### SET PROBLEM
Reproduce each line exactly, including spacing and punctuation.

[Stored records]
○ ○ ○

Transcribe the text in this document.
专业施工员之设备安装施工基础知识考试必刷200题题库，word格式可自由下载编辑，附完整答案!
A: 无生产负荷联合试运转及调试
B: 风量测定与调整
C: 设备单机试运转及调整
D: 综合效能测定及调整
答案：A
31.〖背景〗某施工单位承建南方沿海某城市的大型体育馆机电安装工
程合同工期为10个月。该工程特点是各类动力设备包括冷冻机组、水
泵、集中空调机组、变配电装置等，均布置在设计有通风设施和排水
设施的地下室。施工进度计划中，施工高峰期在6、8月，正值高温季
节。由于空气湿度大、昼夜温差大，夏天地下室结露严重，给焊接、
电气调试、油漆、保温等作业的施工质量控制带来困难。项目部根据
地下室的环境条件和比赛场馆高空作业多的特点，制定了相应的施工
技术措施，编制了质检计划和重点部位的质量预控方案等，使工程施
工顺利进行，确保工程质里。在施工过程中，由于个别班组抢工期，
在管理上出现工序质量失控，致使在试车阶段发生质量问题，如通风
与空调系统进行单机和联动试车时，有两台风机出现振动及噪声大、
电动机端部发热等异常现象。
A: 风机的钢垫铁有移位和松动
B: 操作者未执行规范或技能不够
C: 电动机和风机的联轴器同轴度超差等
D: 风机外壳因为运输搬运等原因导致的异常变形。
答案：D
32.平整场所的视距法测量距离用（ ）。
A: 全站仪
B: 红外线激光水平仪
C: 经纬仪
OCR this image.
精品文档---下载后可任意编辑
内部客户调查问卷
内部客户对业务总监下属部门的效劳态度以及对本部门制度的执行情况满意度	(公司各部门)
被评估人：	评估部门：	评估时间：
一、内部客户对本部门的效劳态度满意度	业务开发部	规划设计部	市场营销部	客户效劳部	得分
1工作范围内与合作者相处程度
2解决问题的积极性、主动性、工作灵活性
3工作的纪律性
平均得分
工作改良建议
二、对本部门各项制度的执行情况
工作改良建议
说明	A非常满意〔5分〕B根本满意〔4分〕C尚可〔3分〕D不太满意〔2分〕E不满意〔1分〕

○ ○ ○

### FULL ANSWER
Transcribe the text in this document.
专业施工员之设备安装施工基础知识考试必刷200题题库，word格式可自由下载编辑，附完整答案!
A: 无生产负荷联合试运转及调试
B: 风量测定与调整
C: 设备单机试运转及调整
D: 综合效能测定及调整
答案：A
31.〖背景〗某施工单位承建南方沿海某城市的大型体育馆机电安装工
程合同工期为10个月。该工程特点是各类动力设备包括冷冻机组、水
泵、集中空调机组、变配电装置等，均布置在设计有通风设施和排水
设施的地下室。施工进度计划中，施工高峰期在6、8月，正值高温季
节。由于空气湿度大、昼夜温差大，夏天地下室结露严重，给焊接、
电气调试、油漆、保温等作业的施工质量控制带来困难。项目部根据
地下室的环境条件和比赛场馆高空作业多的特点，制定了相应的施工
技术措施，编制了质检计划和重点部位的质量预控方案等，使工程施
工顺利进行，确保工程质里。在施工过程中，由于个别班组抢工期，
在管理上出现工序质量失控，致使在试车阶段发生质量问题，如通风
与空调系统进行单机和联动试车时，有两台风机出现振动及噪声大、
电动机端部发热等异常现象。
A: 风机的钢垫铁有移位和松动
B: 操作者未执行规范或技能不够
C: 电动机和风机的联轴器同轴度超差等
D: 风机外壳因为运输搬运等原因导致的异常变形。
答案：D
32.平整场所的视距法测量距离用（ ）。
A: 全站仪
B: 红外线激光水平仪
C: 经纬仪
OCR this image.
精品文档---下载后可任意编辑
内部客户调查问卷
内部客户对业务总监下属部门的效劳态度以及对本部门制度的执行情况满意度	(公司各部门)
被评估人：	评估部门：	评估时间：
一、内部客户对本部门的效劳态度满意度	业务开发部	规划设计部	市场营销部	客户效劳部	得分
1工作范围内与合作者相处程度
2解决问题的积极性、主动性、工作灵活性
3工作的纪律性
平均得分
工作改良建议
二、对本部门各项制度的执行情况
工作改良建议
说明	A非常满意〔5分〕B根本满意〔4分〕C尚可〔3分〕D不太满意〔2分〕E不满意〔1分〕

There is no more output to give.